**What is asked**
Among the entries, which lines carry the string "العامة"? Copy each of them.

**Data supplied**
==*==

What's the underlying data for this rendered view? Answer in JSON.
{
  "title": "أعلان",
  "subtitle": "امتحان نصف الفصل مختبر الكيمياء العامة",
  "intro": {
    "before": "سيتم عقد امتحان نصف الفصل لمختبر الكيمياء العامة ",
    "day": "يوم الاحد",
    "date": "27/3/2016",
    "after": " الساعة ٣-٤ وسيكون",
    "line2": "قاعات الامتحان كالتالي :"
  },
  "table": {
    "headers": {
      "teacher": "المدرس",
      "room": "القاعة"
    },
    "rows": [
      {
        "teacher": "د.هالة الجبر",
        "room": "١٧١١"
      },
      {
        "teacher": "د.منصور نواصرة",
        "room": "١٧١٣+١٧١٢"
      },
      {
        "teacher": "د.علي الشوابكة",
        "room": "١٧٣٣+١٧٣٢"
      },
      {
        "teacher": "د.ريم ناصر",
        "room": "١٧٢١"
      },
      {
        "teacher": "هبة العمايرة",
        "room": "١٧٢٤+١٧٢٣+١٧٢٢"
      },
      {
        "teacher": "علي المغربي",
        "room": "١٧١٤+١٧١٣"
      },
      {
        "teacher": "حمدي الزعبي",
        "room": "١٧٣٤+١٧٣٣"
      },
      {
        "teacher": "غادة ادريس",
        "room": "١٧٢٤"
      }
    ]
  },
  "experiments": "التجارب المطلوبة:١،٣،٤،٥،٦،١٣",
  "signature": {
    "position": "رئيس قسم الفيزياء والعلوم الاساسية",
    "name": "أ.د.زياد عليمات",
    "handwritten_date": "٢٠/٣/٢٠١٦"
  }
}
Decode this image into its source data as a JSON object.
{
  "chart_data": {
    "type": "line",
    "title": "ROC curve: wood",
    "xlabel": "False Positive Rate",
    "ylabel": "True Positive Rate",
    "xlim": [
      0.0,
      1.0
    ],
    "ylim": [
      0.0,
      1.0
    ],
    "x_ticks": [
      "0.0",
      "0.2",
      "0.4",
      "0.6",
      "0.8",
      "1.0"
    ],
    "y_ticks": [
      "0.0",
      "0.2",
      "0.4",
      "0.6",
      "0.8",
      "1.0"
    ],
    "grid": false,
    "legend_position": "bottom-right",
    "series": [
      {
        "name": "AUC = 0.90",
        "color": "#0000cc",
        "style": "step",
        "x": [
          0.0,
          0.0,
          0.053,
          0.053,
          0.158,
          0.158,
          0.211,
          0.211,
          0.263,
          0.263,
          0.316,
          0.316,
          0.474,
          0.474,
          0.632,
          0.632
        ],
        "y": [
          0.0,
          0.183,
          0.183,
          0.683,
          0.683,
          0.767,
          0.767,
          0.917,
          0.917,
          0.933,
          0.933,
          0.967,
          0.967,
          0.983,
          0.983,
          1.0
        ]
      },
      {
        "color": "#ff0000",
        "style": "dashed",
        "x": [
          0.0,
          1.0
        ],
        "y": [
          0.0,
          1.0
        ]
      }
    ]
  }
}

==*==

**Right answer**
  "subtitle": "امتحان نصف الفصل مختبر الكيمياء العامة",
    "before": "سيتم عقد امتحان نصف الفصل لمختبر الكيمياء العامة ",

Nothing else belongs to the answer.